Collection entries:
+ + + + + + +

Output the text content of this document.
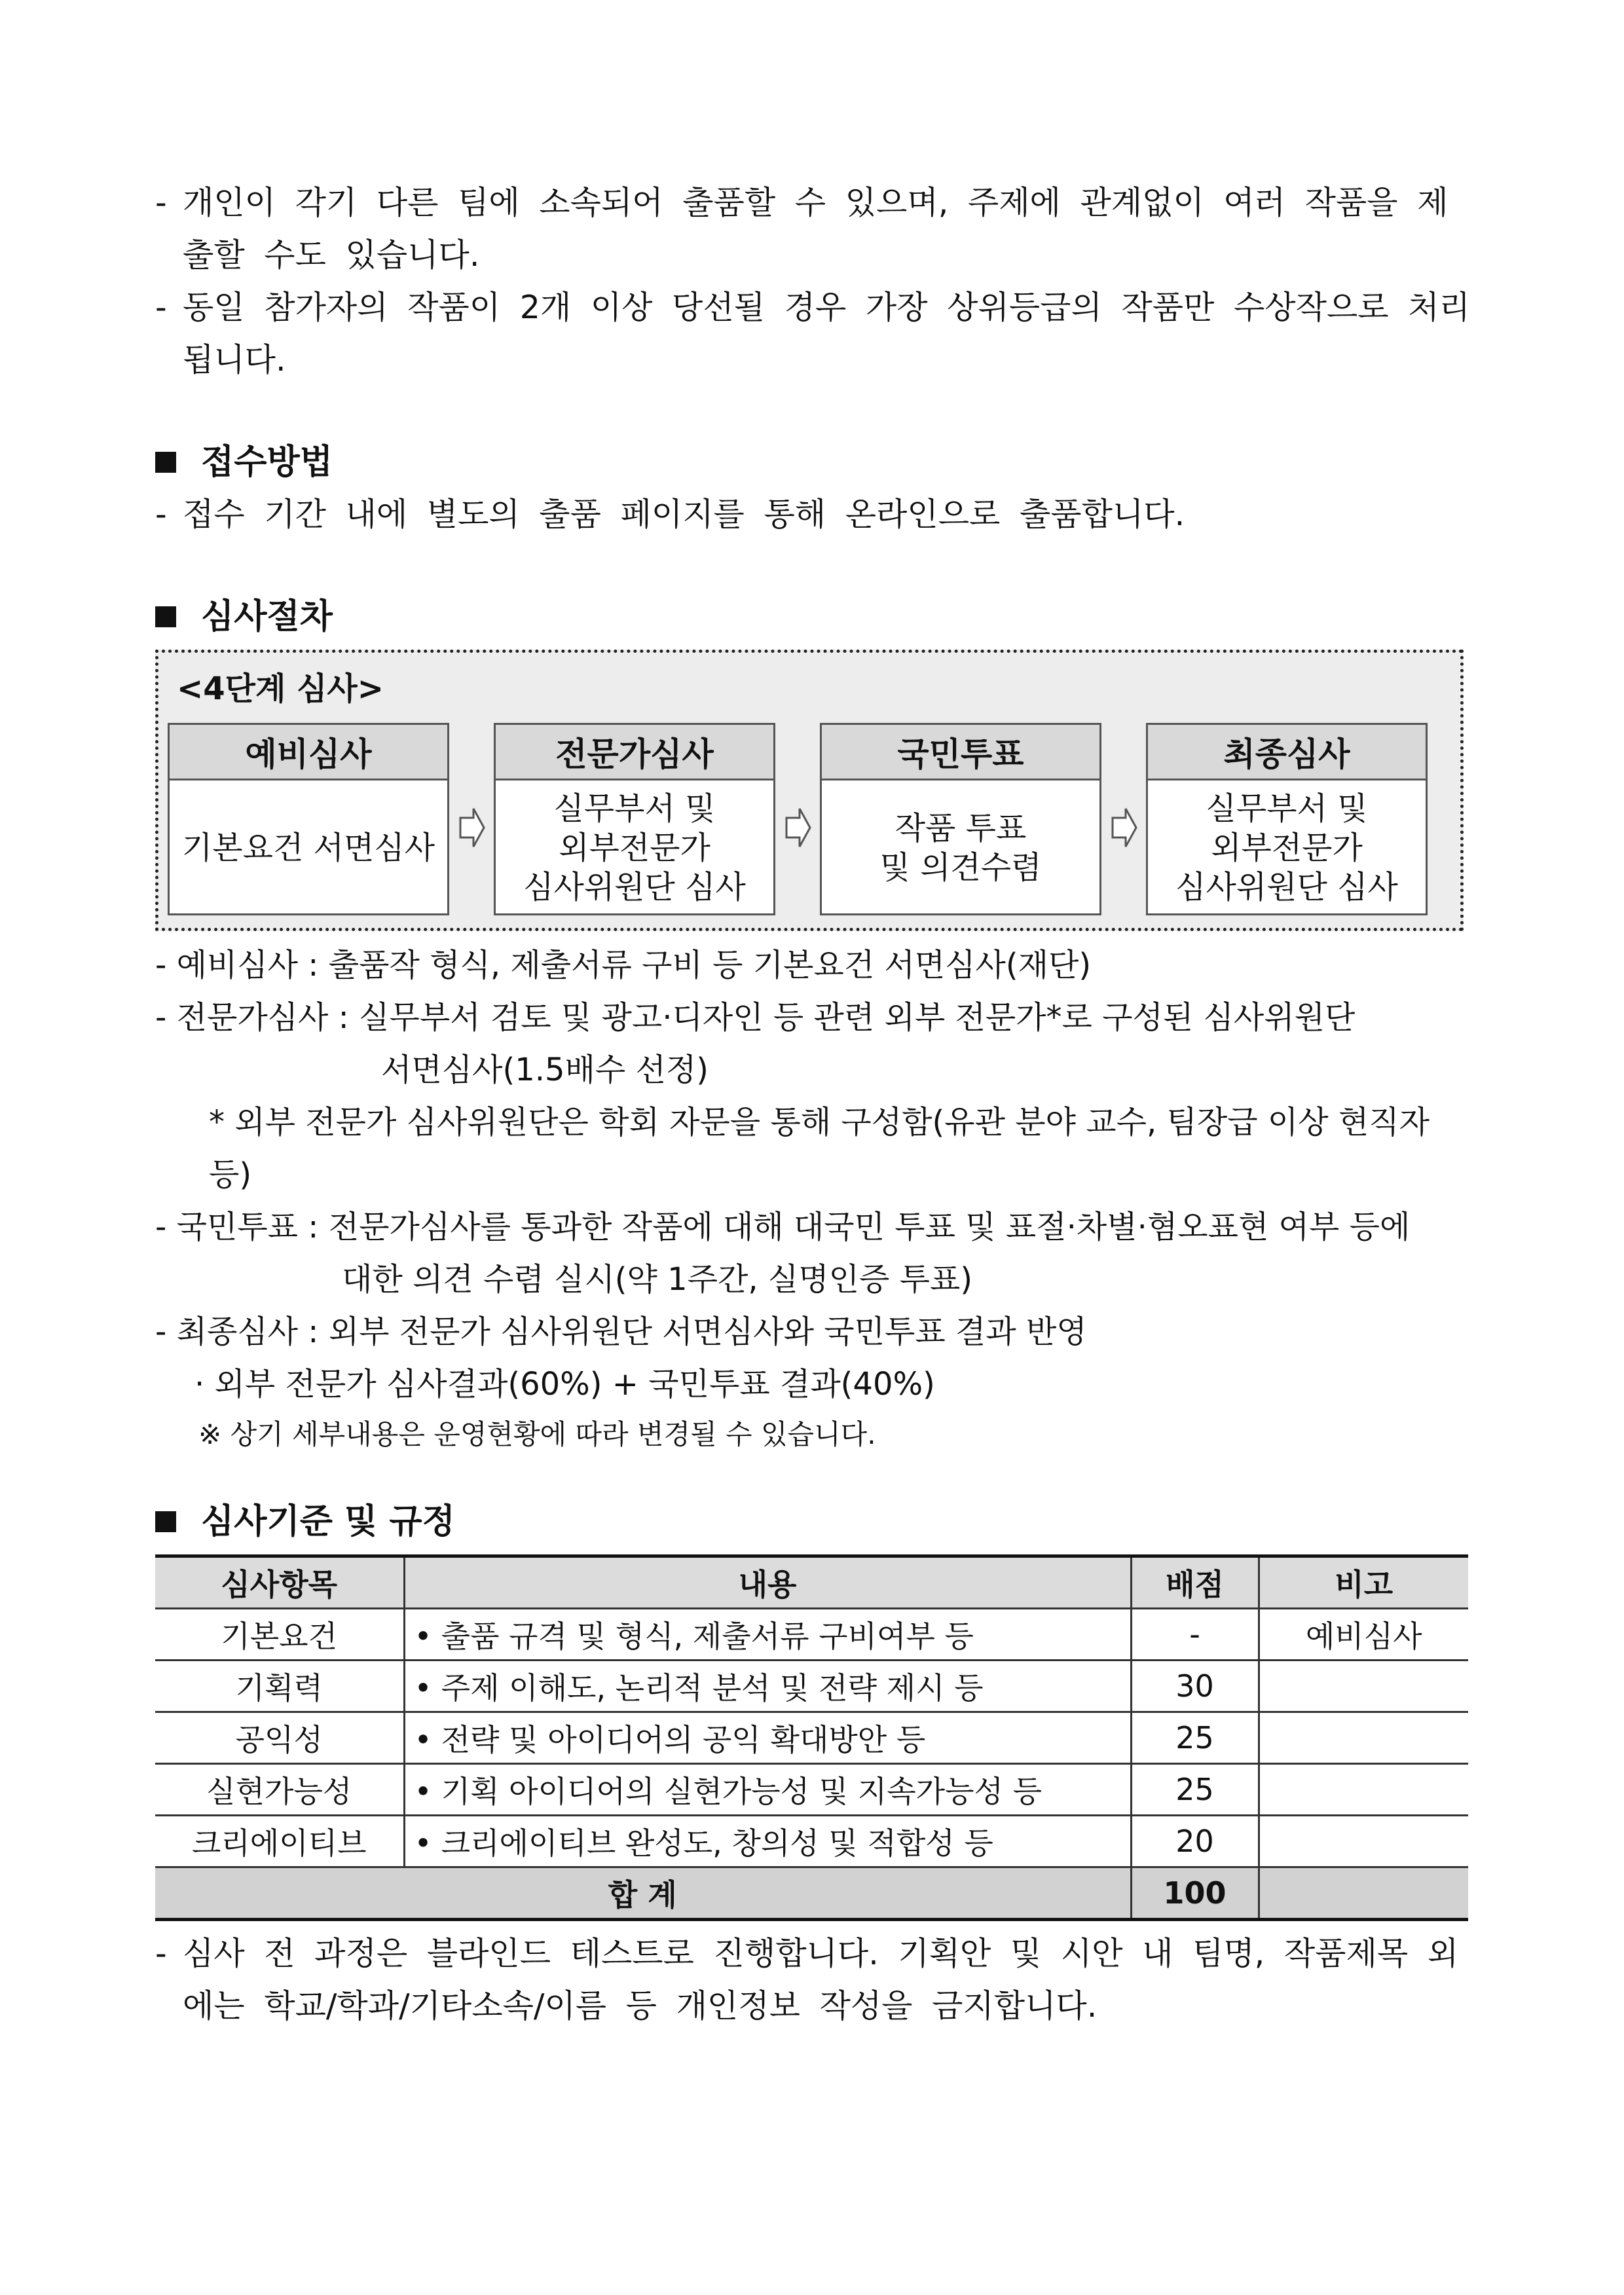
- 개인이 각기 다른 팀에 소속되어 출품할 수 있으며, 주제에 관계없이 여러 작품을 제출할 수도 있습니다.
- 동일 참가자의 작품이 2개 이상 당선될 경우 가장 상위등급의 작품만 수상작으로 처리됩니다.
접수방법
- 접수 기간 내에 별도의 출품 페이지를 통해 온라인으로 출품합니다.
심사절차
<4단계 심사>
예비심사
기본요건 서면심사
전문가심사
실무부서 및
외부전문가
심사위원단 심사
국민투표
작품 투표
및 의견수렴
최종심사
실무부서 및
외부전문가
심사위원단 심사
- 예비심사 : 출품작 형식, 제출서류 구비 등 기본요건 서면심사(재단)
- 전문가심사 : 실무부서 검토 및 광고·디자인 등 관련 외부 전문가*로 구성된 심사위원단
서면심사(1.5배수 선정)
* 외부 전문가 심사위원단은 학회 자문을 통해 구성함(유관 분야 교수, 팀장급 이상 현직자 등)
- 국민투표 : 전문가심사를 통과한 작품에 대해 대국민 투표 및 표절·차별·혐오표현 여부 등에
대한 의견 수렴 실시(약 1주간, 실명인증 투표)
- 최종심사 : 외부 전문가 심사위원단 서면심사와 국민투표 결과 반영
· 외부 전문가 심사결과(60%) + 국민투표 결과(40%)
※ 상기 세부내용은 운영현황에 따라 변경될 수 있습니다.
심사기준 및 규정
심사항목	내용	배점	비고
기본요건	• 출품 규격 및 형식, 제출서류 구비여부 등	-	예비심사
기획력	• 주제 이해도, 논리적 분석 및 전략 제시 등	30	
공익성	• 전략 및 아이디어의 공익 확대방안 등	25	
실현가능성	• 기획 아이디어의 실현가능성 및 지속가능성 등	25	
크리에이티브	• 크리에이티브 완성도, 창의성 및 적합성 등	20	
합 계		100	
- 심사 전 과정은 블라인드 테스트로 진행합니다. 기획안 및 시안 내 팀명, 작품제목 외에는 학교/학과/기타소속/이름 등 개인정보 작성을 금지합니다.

+ + + + + + +

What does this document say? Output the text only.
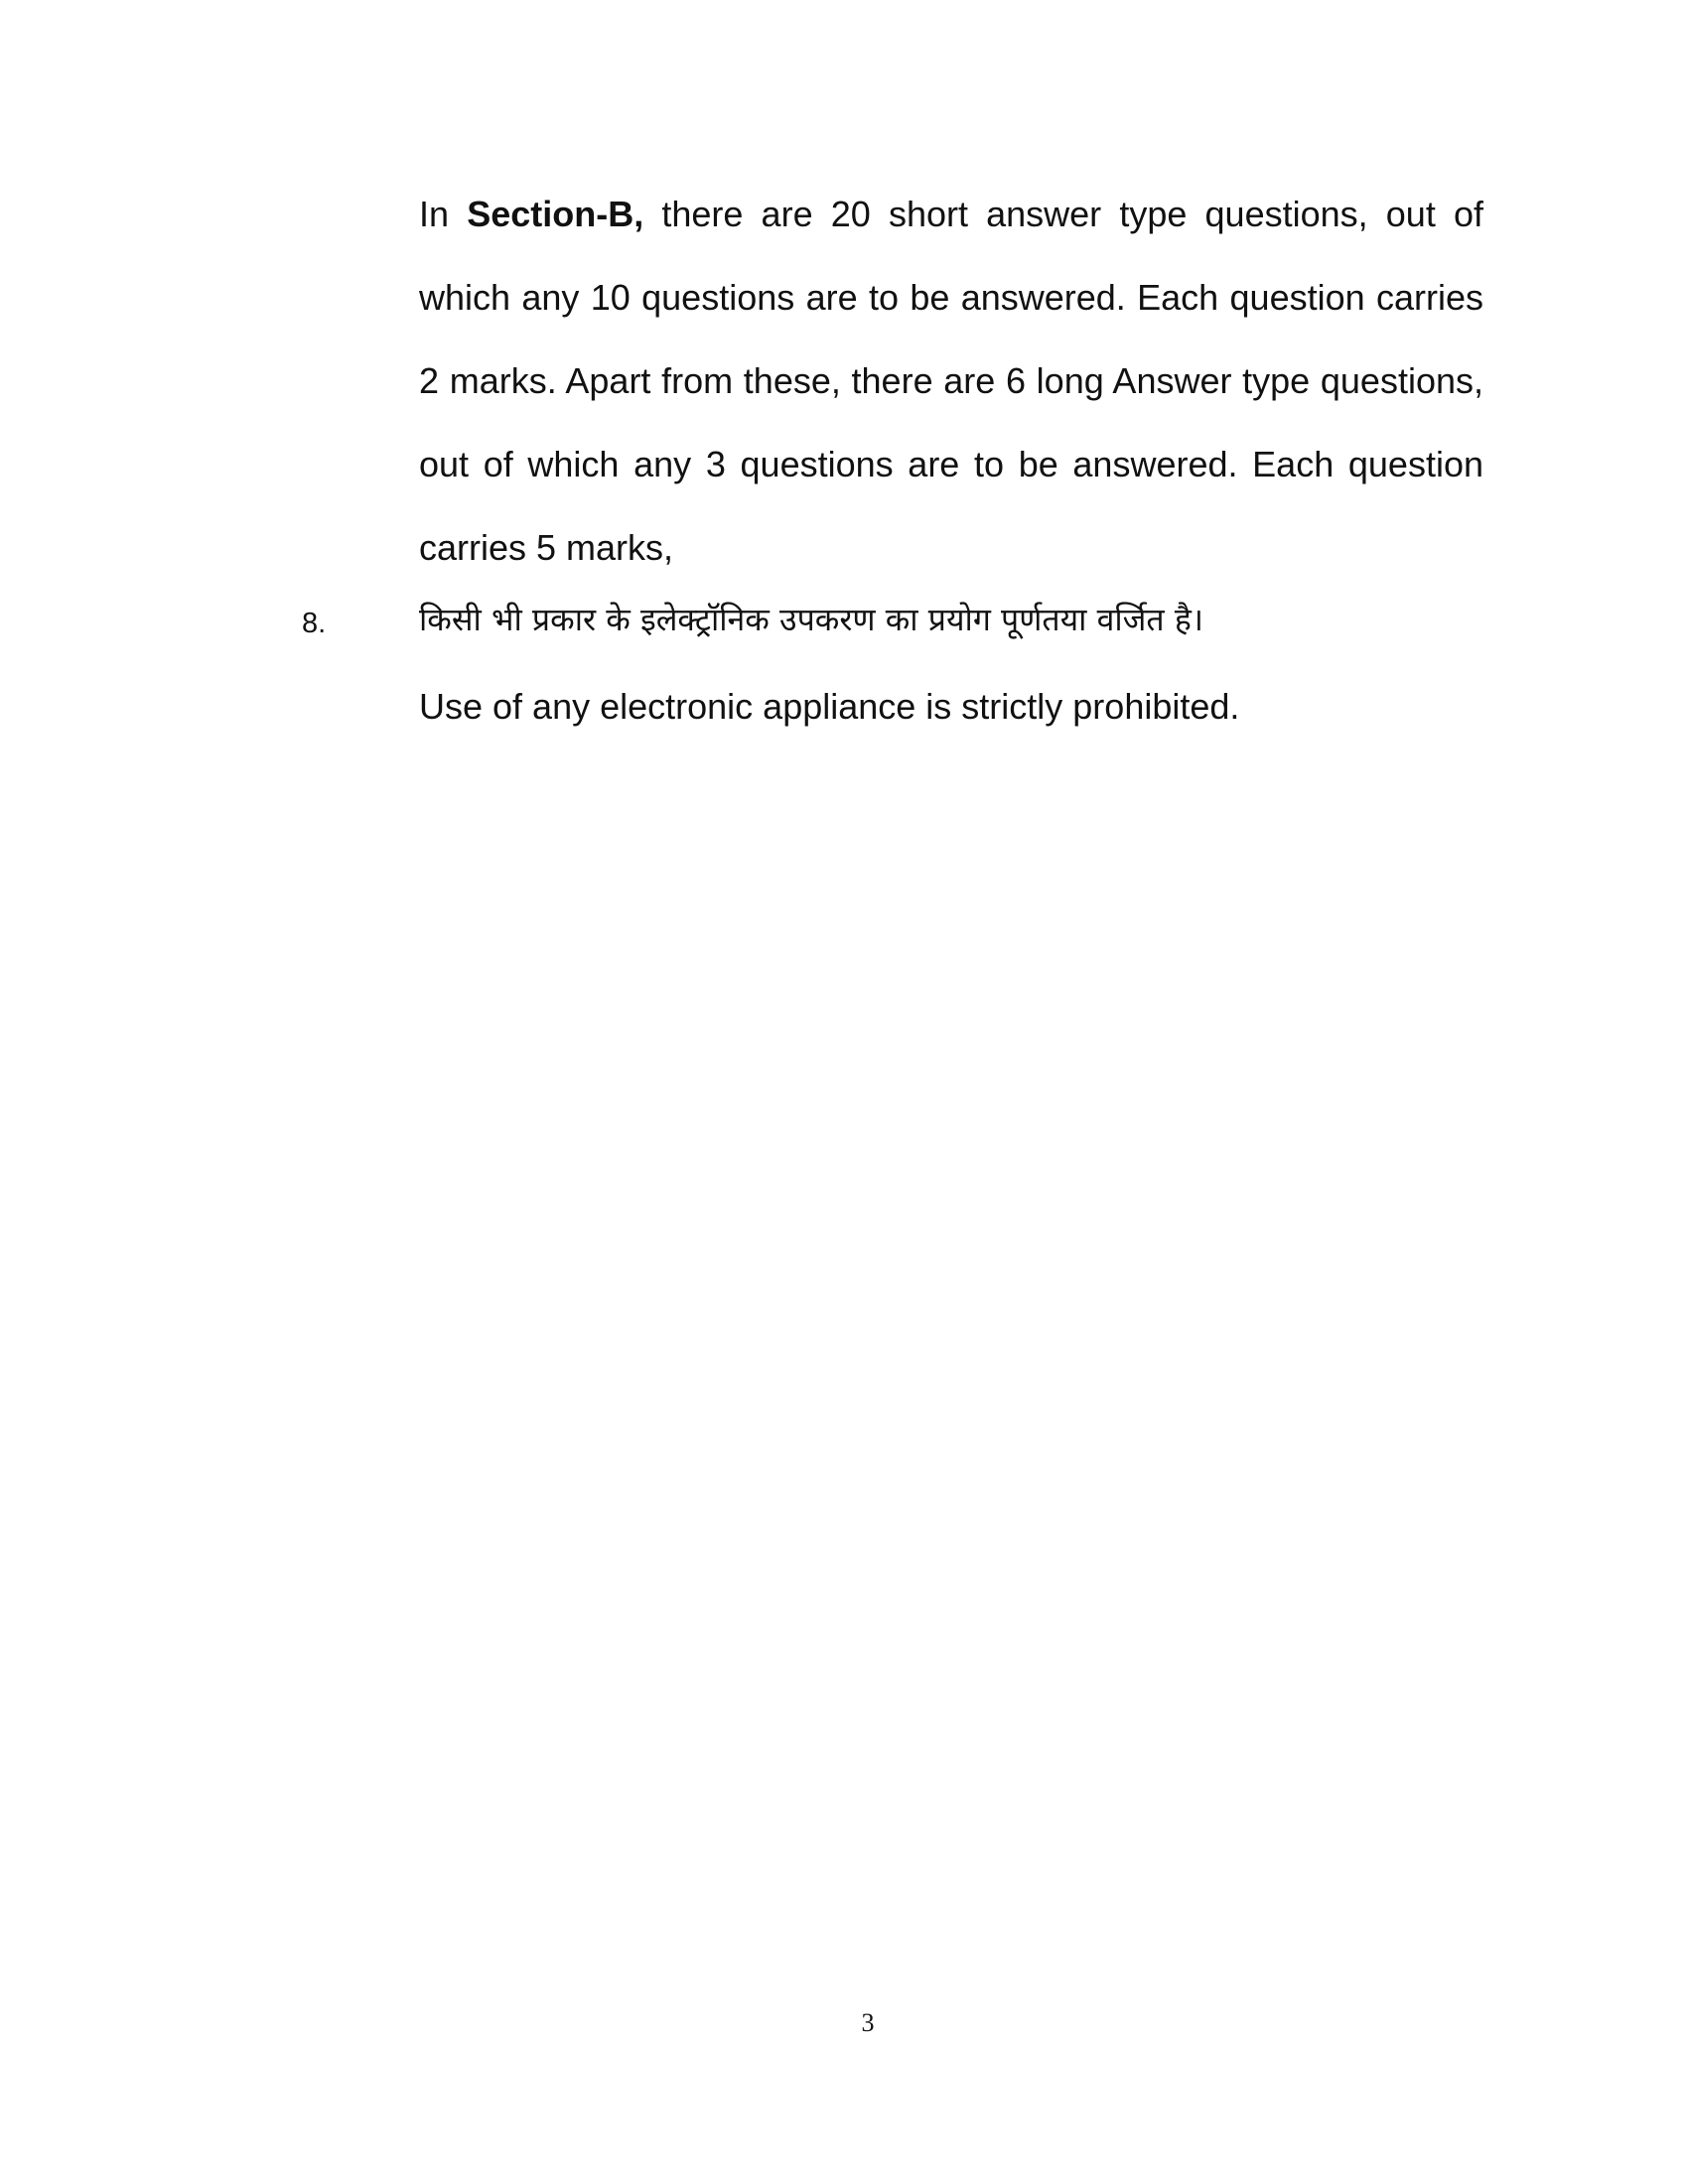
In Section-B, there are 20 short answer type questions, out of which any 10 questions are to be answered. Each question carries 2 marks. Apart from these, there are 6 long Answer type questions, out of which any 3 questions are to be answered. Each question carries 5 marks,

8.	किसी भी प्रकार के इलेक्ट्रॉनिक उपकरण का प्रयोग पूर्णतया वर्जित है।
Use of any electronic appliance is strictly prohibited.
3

+ + + + + + +

__DIRECTIONS__.
Find each line holding the word "document" and copy it.

__SOLUTION TO THIS PROBLEM__.
Output the text content of this document.
What does this document say? Output the text only.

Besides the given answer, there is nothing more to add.